## SOURCE MATERIAL:
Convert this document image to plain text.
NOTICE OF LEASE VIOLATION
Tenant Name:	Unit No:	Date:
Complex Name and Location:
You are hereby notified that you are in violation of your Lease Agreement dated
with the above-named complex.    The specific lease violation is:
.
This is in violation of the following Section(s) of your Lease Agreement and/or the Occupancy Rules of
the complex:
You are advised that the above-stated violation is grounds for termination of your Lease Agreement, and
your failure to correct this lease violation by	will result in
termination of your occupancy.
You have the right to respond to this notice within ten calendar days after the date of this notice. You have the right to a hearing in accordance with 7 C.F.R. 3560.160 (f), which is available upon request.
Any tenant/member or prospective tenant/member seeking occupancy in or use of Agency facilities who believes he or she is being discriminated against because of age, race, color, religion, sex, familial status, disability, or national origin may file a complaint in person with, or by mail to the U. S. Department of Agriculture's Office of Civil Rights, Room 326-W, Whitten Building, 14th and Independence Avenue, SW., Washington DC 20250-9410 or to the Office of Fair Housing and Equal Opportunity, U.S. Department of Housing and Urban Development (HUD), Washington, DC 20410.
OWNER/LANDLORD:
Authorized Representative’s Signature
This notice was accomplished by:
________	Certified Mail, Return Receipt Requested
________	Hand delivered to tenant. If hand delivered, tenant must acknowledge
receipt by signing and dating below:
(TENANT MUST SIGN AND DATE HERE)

## AIM OF THE EXERCISE:
Search the data for "Agreement" and list every line in which it occurs.

## WRITTEN ANSWER:
You are hereby notified that you are in violation of your Lease Agreement dated
This is in violation of the following Section(s) of your Lease Agreement and/or the Occupancy Rules of
You are advised that the above-stated violation is grounds for termination of your Lease Agreement, and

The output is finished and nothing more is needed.